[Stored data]
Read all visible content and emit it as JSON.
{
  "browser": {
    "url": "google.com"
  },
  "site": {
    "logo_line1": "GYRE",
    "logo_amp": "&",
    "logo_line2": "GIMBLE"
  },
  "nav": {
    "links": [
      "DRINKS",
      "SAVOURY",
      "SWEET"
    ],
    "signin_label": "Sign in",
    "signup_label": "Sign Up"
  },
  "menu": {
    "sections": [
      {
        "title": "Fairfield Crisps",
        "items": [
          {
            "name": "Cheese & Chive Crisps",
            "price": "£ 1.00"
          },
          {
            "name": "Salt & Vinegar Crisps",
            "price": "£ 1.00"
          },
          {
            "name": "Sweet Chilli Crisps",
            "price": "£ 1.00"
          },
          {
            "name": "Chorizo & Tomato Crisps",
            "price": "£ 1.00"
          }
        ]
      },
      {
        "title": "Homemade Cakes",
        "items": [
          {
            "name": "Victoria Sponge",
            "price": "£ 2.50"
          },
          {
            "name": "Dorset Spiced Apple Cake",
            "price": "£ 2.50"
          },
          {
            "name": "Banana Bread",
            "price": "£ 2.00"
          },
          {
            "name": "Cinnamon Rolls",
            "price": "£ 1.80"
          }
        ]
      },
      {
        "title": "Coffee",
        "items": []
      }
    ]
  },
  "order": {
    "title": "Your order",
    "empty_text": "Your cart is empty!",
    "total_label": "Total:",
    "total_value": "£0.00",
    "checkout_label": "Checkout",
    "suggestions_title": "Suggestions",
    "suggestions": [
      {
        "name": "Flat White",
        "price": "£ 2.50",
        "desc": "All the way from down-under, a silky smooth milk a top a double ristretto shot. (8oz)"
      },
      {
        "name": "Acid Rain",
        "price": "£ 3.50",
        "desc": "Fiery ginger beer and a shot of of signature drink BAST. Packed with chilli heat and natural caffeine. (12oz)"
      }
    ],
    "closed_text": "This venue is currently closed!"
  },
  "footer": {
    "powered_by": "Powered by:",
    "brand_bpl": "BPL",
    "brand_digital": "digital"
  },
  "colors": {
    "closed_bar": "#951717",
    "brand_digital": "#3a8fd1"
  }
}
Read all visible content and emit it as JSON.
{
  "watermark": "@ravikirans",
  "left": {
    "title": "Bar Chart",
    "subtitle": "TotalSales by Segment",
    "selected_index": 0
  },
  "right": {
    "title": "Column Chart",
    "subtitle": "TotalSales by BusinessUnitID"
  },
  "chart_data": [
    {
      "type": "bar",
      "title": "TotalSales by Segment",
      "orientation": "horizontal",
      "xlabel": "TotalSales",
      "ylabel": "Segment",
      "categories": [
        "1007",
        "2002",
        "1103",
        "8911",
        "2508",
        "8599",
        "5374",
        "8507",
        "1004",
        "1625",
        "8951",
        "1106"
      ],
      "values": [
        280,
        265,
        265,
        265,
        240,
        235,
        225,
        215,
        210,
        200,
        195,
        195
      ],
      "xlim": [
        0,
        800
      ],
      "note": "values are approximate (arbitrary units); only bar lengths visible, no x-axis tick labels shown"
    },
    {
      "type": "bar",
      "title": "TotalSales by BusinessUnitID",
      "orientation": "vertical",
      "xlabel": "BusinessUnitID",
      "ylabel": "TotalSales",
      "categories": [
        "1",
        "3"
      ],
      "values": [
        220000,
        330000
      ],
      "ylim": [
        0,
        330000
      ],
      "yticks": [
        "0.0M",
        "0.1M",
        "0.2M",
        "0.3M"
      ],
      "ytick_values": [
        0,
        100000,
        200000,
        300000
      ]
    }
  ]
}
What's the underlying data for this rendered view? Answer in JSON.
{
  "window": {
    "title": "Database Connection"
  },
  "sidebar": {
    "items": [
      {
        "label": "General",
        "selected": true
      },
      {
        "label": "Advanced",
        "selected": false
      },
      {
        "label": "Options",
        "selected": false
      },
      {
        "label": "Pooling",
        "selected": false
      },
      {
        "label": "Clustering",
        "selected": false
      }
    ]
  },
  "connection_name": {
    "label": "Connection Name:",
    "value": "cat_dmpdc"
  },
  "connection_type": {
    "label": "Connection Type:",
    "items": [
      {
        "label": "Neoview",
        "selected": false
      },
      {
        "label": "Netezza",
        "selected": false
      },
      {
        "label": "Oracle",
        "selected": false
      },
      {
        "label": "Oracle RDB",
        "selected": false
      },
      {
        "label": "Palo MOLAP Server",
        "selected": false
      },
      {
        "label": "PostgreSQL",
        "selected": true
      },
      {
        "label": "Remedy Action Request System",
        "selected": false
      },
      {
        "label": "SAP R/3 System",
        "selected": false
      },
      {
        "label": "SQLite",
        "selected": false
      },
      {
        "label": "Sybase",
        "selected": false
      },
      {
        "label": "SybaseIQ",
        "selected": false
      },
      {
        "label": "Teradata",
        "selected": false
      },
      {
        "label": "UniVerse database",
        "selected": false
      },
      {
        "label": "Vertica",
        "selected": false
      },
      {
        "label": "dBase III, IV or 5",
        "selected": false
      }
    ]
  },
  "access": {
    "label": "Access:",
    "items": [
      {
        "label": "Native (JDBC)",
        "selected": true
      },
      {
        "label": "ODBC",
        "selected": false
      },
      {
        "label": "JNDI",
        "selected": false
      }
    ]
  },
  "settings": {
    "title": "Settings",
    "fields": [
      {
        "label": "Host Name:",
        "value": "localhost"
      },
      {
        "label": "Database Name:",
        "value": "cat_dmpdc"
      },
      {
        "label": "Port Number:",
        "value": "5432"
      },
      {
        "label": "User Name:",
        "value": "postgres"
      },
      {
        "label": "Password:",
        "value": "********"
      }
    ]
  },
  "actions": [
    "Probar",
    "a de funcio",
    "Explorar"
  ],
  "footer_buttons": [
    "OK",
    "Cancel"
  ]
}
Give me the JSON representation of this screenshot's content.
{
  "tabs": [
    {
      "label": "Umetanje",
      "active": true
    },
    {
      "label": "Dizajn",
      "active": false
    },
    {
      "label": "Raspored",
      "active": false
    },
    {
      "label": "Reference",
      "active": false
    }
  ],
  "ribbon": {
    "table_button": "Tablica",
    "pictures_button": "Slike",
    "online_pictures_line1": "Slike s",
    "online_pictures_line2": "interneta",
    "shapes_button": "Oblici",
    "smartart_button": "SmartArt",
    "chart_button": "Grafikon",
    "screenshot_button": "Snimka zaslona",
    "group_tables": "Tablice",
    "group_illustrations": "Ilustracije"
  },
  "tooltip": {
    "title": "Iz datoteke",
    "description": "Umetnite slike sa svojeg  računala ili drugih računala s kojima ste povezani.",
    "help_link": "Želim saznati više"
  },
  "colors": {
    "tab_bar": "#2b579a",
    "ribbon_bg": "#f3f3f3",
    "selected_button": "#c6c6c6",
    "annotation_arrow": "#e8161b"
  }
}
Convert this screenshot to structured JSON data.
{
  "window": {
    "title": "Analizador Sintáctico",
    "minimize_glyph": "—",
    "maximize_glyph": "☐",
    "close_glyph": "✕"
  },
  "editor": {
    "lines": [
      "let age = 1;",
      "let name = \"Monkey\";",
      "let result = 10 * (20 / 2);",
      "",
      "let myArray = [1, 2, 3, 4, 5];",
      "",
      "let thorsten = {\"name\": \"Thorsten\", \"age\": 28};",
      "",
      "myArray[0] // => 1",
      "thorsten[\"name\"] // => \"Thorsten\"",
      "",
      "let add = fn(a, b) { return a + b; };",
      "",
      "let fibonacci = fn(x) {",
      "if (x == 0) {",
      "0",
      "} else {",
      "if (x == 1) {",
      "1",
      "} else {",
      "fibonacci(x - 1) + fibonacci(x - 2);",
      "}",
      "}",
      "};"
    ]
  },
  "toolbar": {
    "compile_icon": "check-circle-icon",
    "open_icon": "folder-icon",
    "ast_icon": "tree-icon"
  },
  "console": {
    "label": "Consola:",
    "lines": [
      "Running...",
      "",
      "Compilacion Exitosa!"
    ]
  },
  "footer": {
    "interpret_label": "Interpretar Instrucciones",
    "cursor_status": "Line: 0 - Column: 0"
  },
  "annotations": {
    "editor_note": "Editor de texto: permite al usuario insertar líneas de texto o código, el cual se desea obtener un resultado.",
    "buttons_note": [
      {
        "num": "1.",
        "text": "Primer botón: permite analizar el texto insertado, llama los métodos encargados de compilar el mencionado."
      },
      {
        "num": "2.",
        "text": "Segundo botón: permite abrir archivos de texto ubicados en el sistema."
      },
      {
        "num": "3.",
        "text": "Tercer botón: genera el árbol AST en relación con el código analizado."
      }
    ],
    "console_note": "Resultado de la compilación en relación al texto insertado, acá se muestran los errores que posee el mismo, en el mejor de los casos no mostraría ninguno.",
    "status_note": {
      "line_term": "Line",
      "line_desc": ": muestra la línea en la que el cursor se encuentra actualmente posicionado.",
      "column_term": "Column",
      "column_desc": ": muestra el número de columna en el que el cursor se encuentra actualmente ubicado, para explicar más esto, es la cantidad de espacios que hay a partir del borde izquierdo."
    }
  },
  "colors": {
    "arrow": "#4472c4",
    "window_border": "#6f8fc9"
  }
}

### [Work to complete]
Identify the lines that contain the string "BusinessUnitID", and copy every one of them.

### [Task answer]
    "subtitle": "TotalSales by BusinessUnitID"
      "title": "TotalSales by BusinessUnitID",
      "xlabel": "BusinessUnitID",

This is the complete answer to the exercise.